Directions:
Take each line containing "page" and report it exactly as written.

Extracted entries:
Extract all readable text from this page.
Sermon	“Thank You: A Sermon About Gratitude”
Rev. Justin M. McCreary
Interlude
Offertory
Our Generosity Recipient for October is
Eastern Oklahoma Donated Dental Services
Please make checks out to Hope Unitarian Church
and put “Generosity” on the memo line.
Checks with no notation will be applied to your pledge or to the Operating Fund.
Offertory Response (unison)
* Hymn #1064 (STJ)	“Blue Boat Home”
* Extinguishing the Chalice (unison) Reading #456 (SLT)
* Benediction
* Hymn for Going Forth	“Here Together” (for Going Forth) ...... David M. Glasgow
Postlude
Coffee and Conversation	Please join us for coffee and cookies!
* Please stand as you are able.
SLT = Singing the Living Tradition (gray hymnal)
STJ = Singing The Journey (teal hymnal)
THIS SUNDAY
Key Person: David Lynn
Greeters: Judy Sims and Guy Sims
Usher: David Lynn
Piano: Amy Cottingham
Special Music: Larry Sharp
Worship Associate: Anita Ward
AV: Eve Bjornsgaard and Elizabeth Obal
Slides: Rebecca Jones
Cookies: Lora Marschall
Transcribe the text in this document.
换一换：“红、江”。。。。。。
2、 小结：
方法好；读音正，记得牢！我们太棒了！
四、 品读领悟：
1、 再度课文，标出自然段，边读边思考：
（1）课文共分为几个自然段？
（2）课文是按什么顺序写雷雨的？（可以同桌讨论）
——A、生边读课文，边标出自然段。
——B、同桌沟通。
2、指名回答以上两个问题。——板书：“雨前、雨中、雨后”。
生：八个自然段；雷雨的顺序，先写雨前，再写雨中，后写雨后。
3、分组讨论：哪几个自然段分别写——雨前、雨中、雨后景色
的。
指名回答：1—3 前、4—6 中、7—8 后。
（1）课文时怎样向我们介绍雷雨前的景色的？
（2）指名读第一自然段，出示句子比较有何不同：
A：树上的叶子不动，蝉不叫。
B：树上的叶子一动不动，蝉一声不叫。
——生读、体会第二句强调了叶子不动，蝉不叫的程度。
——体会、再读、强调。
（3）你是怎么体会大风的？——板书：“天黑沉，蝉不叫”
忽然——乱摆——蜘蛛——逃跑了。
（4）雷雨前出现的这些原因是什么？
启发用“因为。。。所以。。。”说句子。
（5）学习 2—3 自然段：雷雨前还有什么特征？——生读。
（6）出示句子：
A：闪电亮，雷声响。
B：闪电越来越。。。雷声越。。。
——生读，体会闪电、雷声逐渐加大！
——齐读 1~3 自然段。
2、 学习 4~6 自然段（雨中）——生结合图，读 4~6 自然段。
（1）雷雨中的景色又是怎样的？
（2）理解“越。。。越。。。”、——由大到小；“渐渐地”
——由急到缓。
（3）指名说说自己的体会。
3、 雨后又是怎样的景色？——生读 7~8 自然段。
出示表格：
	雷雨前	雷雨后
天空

==

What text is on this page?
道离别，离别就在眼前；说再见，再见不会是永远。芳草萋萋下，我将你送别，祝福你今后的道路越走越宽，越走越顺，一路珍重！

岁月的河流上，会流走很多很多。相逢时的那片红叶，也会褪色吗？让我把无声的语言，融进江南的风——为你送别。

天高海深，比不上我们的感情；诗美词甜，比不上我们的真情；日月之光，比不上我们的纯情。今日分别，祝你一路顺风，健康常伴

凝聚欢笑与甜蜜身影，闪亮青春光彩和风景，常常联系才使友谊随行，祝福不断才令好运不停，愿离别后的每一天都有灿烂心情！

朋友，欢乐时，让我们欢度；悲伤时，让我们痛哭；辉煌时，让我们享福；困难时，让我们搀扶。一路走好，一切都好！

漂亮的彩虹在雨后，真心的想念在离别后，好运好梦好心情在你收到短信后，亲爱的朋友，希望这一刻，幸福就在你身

---

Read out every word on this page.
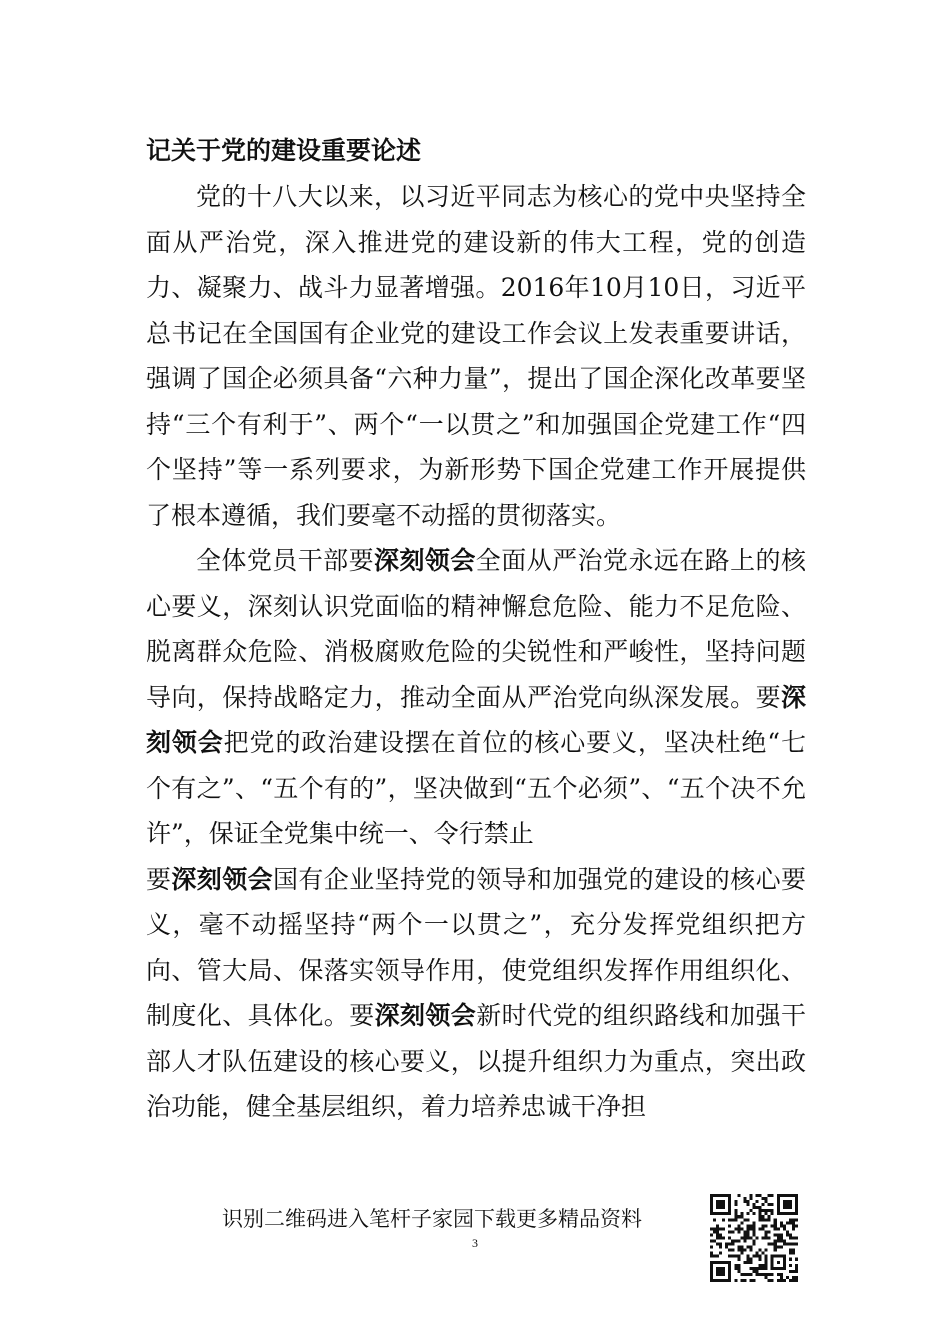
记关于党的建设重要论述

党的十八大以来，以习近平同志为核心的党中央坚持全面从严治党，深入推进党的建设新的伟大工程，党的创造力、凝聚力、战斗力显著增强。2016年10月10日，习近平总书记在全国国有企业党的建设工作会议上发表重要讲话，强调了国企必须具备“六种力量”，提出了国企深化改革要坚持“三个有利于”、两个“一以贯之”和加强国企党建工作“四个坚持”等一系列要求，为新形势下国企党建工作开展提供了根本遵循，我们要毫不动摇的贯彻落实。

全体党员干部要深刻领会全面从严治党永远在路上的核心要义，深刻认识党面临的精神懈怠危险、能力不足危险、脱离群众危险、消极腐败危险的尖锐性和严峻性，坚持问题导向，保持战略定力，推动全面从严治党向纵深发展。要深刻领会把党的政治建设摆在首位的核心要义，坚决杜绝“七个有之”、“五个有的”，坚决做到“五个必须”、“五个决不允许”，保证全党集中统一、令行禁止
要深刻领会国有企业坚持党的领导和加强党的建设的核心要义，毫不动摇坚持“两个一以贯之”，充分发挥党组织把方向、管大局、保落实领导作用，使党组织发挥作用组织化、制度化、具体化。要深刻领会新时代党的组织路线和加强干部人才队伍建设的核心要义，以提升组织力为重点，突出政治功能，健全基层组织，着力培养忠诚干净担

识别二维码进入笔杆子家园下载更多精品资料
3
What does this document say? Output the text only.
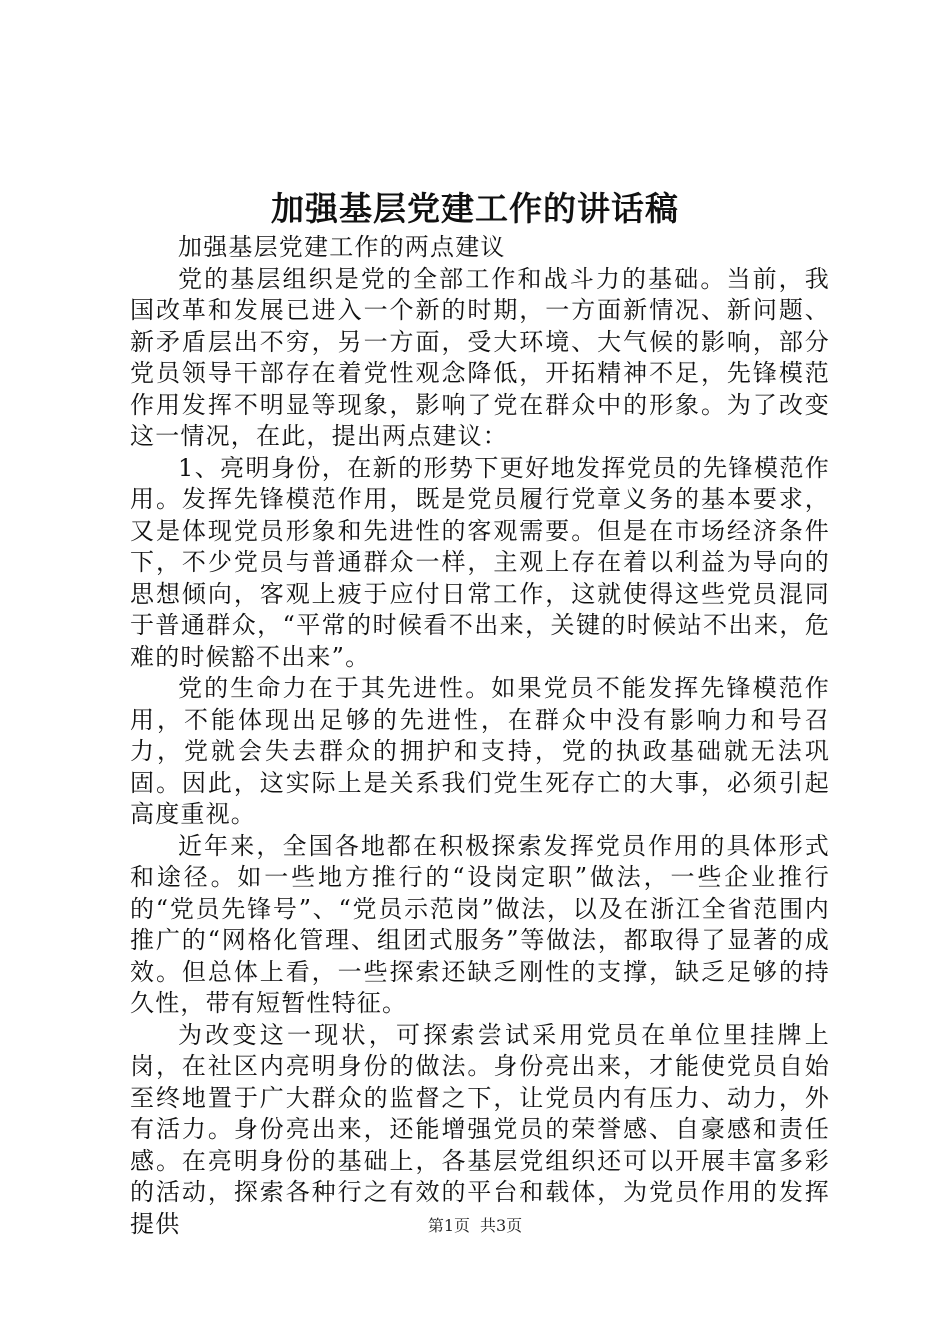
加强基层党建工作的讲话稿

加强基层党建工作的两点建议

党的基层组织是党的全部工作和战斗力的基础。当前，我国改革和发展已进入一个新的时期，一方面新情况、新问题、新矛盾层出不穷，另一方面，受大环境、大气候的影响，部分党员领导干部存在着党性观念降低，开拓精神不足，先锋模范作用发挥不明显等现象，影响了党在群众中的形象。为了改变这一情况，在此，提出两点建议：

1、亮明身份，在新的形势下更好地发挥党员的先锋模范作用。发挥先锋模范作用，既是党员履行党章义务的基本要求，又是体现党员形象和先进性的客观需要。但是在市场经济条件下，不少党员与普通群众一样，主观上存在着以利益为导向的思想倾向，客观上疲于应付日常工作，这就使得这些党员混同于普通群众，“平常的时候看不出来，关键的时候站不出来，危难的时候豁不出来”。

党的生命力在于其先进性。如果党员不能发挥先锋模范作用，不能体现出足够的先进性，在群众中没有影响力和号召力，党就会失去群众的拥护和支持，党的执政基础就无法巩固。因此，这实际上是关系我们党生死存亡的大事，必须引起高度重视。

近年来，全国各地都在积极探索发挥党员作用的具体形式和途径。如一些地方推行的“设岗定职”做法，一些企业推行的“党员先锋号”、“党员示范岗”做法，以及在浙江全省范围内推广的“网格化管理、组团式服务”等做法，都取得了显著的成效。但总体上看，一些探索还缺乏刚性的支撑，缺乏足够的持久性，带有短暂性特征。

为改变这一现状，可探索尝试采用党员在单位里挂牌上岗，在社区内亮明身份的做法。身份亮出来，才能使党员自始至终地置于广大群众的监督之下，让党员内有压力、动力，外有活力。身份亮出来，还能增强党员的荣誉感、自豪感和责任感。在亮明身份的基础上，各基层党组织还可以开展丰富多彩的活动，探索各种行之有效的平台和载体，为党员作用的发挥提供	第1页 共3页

Expected output:
Extract all readable text from this page.
What text is on this page?
Read out every word on this page.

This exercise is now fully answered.